▶ **GIVEN PROBLEM**: Look through the records below and collect all lines that hold the string "close".

▶ **Collected data entries**:
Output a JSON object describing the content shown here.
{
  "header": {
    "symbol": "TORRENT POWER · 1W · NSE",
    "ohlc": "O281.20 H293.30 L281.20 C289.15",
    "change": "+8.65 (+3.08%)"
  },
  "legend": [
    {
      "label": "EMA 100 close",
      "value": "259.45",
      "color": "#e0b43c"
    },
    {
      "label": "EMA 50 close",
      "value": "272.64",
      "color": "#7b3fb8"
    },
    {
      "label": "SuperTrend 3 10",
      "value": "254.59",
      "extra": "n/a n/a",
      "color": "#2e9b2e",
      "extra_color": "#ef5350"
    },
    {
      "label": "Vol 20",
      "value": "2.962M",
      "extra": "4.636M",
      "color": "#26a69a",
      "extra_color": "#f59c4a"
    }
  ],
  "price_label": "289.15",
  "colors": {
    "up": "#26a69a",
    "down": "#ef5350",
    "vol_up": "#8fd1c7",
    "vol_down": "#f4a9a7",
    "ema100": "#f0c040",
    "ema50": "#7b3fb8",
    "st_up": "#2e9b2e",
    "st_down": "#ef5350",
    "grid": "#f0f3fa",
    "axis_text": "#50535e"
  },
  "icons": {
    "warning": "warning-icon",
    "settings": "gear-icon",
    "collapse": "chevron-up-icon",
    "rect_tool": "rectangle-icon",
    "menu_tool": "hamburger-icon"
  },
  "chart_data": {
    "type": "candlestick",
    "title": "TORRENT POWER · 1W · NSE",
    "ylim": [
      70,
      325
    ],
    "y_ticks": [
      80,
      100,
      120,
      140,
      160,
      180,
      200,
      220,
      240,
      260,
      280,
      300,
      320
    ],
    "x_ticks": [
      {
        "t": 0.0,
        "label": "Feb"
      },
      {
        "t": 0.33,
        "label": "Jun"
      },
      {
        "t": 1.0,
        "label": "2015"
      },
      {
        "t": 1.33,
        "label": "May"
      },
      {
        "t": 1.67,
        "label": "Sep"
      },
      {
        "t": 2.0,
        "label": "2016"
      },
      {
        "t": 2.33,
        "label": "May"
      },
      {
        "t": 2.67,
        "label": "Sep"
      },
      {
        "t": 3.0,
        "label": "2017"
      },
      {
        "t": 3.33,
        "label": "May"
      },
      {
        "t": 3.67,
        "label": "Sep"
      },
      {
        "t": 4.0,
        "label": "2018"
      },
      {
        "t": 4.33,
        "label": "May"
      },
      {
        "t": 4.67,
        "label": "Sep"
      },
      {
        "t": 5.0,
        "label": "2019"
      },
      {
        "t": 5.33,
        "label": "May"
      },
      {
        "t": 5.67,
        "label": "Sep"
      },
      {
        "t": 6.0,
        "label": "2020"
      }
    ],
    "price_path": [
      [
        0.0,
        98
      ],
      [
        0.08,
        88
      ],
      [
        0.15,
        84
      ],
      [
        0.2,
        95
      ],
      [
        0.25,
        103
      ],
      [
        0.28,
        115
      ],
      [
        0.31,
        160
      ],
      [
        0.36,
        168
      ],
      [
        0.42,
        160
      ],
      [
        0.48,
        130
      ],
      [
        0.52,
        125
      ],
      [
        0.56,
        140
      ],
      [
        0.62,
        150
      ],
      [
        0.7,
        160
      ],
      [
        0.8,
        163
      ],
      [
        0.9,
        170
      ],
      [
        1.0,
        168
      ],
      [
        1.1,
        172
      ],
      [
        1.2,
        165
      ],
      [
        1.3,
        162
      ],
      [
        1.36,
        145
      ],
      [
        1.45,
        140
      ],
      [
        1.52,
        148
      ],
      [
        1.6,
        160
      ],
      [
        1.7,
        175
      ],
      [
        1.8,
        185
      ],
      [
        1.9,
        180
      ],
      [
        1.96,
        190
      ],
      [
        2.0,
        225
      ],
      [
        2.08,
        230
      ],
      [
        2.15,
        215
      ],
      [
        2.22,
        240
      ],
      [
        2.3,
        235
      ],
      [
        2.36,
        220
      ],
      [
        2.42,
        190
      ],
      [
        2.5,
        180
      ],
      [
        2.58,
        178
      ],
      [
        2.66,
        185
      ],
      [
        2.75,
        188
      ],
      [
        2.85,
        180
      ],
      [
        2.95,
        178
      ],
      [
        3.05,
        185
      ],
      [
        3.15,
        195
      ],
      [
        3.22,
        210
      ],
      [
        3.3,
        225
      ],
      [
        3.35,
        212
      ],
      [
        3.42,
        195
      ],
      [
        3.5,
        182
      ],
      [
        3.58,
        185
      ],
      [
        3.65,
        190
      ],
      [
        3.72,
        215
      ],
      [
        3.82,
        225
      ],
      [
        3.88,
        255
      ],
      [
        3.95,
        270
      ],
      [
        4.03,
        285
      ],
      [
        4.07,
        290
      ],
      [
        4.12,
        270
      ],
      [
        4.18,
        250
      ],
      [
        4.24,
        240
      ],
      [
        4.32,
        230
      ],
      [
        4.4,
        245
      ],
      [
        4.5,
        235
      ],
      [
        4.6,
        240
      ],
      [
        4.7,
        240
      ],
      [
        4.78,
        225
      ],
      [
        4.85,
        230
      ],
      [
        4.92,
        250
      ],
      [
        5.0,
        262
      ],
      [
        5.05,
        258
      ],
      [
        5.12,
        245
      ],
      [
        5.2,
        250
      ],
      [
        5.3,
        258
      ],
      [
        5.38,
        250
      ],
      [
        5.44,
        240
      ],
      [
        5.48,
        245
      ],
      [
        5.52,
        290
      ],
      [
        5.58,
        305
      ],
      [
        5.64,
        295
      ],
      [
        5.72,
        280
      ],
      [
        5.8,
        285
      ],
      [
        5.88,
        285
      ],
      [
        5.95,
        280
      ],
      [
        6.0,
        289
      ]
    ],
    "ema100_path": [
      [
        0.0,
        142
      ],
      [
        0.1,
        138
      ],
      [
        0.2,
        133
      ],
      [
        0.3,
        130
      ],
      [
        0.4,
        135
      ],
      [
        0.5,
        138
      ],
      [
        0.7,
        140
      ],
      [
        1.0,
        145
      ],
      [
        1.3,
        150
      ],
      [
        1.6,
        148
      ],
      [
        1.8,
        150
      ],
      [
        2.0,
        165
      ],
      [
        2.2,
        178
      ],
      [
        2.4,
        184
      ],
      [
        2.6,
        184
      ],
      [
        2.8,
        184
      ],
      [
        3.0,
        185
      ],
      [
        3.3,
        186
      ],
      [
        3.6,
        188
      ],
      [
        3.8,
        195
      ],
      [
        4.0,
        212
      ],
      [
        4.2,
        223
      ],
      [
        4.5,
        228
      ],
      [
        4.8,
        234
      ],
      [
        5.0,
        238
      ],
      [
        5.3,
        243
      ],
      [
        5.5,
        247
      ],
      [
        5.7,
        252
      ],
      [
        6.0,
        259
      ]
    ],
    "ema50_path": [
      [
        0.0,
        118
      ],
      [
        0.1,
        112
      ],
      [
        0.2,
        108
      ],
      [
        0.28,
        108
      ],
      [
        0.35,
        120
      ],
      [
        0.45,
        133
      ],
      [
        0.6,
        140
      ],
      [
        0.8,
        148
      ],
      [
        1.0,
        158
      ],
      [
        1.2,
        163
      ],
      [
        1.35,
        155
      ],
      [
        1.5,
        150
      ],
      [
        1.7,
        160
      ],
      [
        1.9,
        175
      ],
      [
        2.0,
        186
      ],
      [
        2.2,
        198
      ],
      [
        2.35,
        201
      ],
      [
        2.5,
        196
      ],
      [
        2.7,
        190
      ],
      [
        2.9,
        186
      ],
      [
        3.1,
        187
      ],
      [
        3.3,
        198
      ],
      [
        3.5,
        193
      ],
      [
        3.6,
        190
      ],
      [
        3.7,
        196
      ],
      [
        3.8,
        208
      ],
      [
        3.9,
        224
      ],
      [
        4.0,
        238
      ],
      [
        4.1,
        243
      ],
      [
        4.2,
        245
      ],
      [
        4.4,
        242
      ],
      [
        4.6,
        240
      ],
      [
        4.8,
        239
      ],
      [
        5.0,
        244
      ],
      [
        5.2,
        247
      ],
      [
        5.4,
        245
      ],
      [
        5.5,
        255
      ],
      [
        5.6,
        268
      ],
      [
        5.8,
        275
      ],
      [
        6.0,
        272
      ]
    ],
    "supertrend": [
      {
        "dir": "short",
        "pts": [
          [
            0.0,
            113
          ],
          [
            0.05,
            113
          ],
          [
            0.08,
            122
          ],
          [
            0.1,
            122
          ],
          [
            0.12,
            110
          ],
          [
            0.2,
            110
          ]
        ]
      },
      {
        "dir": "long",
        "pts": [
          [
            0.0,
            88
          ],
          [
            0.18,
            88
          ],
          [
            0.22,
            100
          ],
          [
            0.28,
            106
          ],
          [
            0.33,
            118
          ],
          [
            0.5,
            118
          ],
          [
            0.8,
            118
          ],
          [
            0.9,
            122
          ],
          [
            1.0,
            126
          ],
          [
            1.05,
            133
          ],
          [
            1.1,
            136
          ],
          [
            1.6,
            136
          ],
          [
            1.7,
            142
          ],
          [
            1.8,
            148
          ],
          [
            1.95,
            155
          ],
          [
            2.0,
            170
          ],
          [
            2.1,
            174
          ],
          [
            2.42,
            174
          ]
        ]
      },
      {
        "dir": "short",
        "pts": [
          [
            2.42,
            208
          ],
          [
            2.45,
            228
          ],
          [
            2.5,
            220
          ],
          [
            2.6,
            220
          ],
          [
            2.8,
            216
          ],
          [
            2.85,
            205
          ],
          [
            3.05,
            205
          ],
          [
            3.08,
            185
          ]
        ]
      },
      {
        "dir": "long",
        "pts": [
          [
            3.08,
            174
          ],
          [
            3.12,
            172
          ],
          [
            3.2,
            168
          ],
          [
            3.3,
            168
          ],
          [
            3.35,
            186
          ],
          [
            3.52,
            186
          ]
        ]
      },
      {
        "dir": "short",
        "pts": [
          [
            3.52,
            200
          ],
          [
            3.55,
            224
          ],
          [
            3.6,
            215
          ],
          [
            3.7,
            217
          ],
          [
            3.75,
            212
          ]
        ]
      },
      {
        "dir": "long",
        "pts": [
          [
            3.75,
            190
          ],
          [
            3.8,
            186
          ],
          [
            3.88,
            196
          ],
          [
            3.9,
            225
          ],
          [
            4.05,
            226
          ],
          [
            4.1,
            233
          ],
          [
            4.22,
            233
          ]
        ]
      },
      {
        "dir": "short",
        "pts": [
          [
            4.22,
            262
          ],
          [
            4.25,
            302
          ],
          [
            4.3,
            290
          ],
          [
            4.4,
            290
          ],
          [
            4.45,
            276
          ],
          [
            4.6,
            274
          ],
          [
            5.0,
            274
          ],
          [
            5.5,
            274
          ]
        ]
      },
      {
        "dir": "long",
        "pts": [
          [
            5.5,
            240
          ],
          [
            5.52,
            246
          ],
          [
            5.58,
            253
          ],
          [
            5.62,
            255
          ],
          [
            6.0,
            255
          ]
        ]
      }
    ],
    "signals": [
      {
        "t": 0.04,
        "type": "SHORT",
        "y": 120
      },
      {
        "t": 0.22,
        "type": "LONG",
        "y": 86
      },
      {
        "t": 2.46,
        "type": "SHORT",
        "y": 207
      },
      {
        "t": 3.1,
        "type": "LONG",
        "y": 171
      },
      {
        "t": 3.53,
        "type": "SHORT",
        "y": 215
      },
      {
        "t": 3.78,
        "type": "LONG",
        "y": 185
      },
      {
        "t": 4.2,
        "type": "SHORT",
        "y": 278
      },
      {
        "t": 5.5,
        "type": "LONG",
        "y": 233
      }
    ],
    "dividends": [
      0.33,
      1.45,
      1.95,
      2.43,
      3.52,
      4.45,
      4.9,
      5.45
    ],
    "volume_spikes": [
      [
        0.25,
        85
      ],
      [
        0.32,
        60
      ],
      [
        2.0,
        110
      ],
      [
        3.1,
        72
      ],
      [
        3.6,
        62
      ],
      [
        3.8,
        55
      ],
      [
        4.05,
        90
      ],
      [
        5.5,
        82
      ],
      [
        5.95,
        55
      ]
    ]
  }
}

▶ **RESULT BELOW**:
      "label": "EMA 100 close",
      "label": "EMA 50 close",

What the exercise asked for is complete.